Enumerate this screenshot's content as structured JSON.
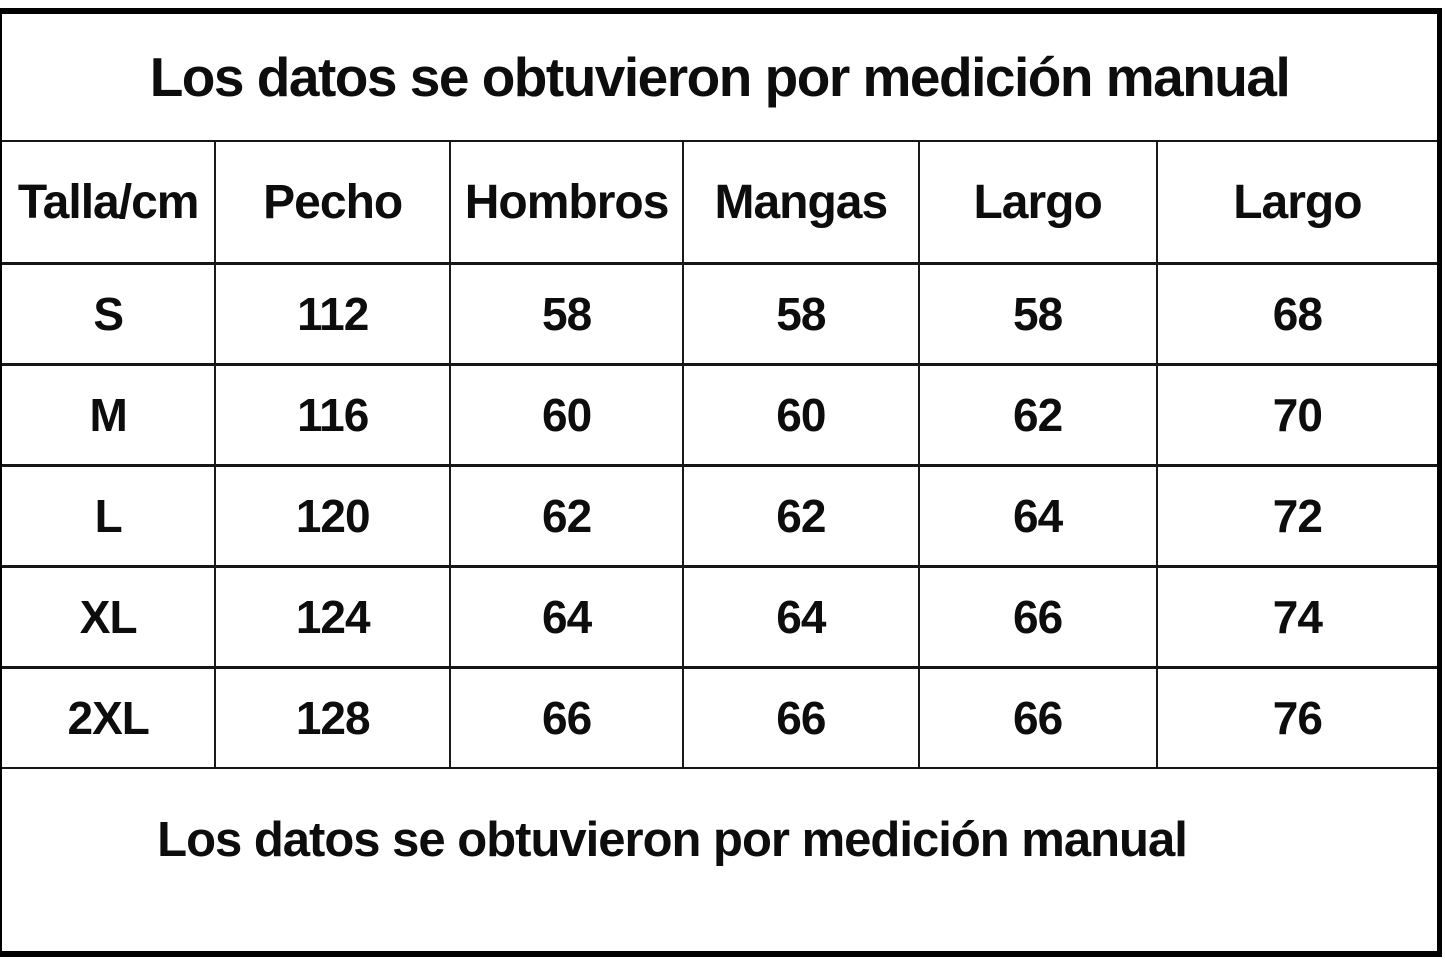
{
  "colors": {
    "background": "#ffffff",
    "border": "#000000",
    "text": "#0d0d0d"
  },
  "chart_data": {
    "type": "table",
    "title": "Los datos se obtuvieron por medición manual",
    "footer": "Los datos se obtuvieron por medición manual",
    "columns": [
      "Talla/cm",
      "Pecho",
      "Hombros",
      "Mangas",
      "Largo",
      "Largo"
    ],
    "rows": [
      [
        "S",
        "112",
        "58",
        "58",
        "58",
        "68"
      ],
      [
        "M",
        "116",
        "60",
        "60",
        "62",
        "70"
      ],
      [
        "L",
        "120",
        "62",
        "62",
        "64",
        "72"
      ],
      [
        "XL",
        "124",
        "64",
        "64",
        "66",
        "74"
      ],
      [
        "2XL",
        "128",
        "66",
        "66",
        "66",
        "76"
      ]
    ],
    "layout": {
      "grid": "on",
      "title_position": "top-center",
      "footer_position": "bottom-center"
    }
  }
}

* * *

> **Instruction**: Give every record again exactly, apart from the pictures, which stay out.

> **Final result**:
Enumerate this screenshot's content as structured JSON.
{
  "colors": {
    "background": "#ffffff",
    "border": "#000000",
    "text": "#0d0d0d"
  },
  "chart_data": {
    "type": "table",
    "title": "Los datos se obtuvieron por medición manual",
    "footer": "Los datos se obtuvieron por medición manual",
    "columns": [
      "Talla/cm",
      "Pecho",
      "Hombros",
      "Mangas",
      "Largo",
      "Largo"
    ],
    "rows": [
      [
        "S",
        "112",
        "58",
        "58",
        "58",
        "68"
      ],
      [
        "M",
        "116",
        "60",
        "60",
        "62",
        "70"
      ],
      [
        "L",
        "120",
        "62",
        "62",
        "64",
        "72"
      ],
      [
        "XL",
        "124",
        "64",
        "64",
        "66",
        "74"
      ],
      [
        "2XL",
        "128",
        "66",
        "66",
        "66",
        "76"
      ]
    ],
    "layout": {
      "grid": "on",
      "title_position": "top-center",
      "footer_position": "bottom-center"
    }
  }
}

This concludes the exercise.